----- Items -----

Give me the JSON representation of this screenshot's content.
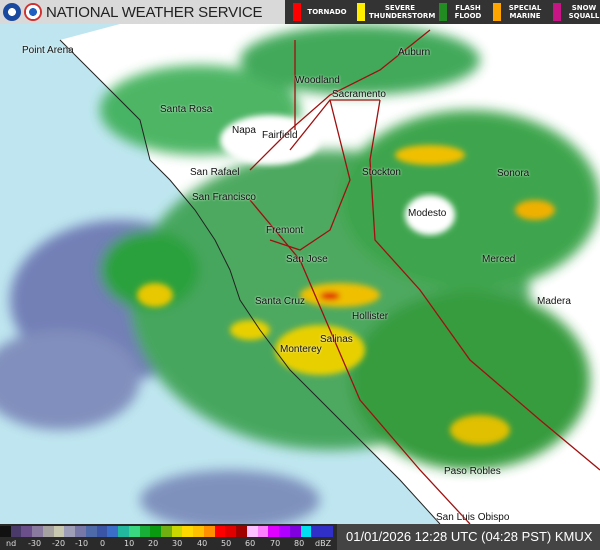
{
  "header": {
    "title": "NATIONAL WEATHER SERVICE",
    "logos": [
      "noaa-logo",
      "nws-logo"
    ]
  },
  "warnings": [
    {
      "label": "TORNADO",
      "color": "#ff0000"
    },
    {
      "label": "SEVERE THUNDERSTORM",
      "color": "#ffee00"
    },
    {
      "label": "FLASH FLOOD",
      "color": "#228b22"
    },
    {
      "label": "SPECIAL MARINE",
      "color": "#ffa500"
    },
    {
      "label": "SNOW SQUALL",
      "color": "#c71585"
    }
  ],
  "legend": {
    "ticks": [
      "nd",
      "-30",
      "-20",
      "-10",
      "0",
      "10",
      "20",
      "30",
      "40",
      "50",
      "60",
      "70",
      "80",
      "dBZ"
    ],
    "colors": [
      "#111111",
      "#4a3a6a",
      "#6a4f8a",
      "#8a7aa0",
      "#a6a2a2",
      "#c8c8b0",
      "#9e9eb8",
      "#7878a8",
      "#4f6aa8",
      "#3a55a6",
      "#3a6ec8",
      "#22b8a0",
      "#3ad880",
      "#18b038",
      "#0a9a10",
      "#70b010",
      "#c8d800",
      "#ffd800",
      "#ffc000",
      "#ff9000",
      "#ff0000",
      "#e00000",
      "#a00000",
      "#ffc0ff",
      "#ff80ff",
      "#e000ff",
      "#b000ff",
      "#8000e0",
      "#00e0f0",
      "#3030c8",
      "#3030c8"
    ]
  },
  "timestamp": "01/01/2026 12:28 UTC (04:28 PST) KMUX",
  "cities": [
    "Point Arena",
    "Auburn",
    "Woodland",
    "Sacramento",
    "Santa Rosa",
    "Napa",
    "Fairfield",
    "San Rafael",
    "Stockton",
    "Sonora",
    "San Francisco",
    "Modesto",
    "Fremont",
    "San Jose",
    "Merced",
    "Madera",
    "Santa Cruz",
    "Hollister",
    "Salinas",
    "Monterey",
    "Paso Robles",
    "San Luis Obispo"
  ]
}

-----

**What the task asks:** Leave the pictures out, and print every line of the listing exactly as written.

**Completed task:**
Give me the JSON representation of this screenshot's content.
{
  "header": {
    "title": "NATIONAL WEATHER SERVICE",
    "logos": [
      "noaa-logo",
      "nws-logo"
    ]
  },
  "warnings": [
    {
      "label": "TORNADO",
      "color": "#ff0000"
    },
    {
      "label": "SEVERE THUNDERSTORM",
      "color": "#ffee00"
    },
    {
      "label": "FLASH FLOOD",
      "color": "#228b22"
    },
    {
      "label": "SPECIAL MARINE",
      "color": "#ffa500"
    },
    {
      "label": "SNOW SQUALL",
      "color": "#c71585"
    }
  ],
  "legend": {
    "ticks": [
      "nd",
      "-30",
      "-20",
      "-10",
      "0",
      "10",
      "20",
      "30",
      "40",
      "50",
      "60",
      "70",
      "80",
      "dBZ"
    ],
    "colors": [
      "#111111",
      "#4a3a6a",
      "#6a4f8a",
      "#8a7aa0",
      "#a6a2a2",
      "#c8c8b0",
      "#9e9eb8",
      "#7878a8",
      "#4f6aa8",
      "#3a55a6",
      "#3a6ec8",
      "#22b8a0",
      "#3ad880",
      "#18b038",
      "#0a9a10",
      "#70b010",
      "#c8d800",
      "#ffd800",
      "#ffc000",
      "#ff9000",
      "#ff0000",
      "#e00000",
      "#a00000",
      "#ffc0ff",
      "#ff80ff",
      "#e000ff",
      "#b000ff",
      "#8000e0",
      "#00e0f0",
      "#3030c8",
      "#3030c8"
    ]
  },
  "timestamp": "01/01/2026 12:28 UTC (04:28 PST) KMUX",
  "cities": [
    "Point Arena",
    "Auburn",
    "Woodland",
    "Sacramento",
    "Santa Rosa",
    "Napa",
    "Fairfield",
    "San Rafael",
    "Stockton",
    "Sonora",
    "San Francisco",
    "Modesto",
    "Fremont",
    "San Jose",
    "Merced",
    "Madera",
    "Santa Cruz",
    "Hollister",
    "Salinas",
    "Monterey",
    "Paso Robles",
    "San Luis Obispo"
  ]
}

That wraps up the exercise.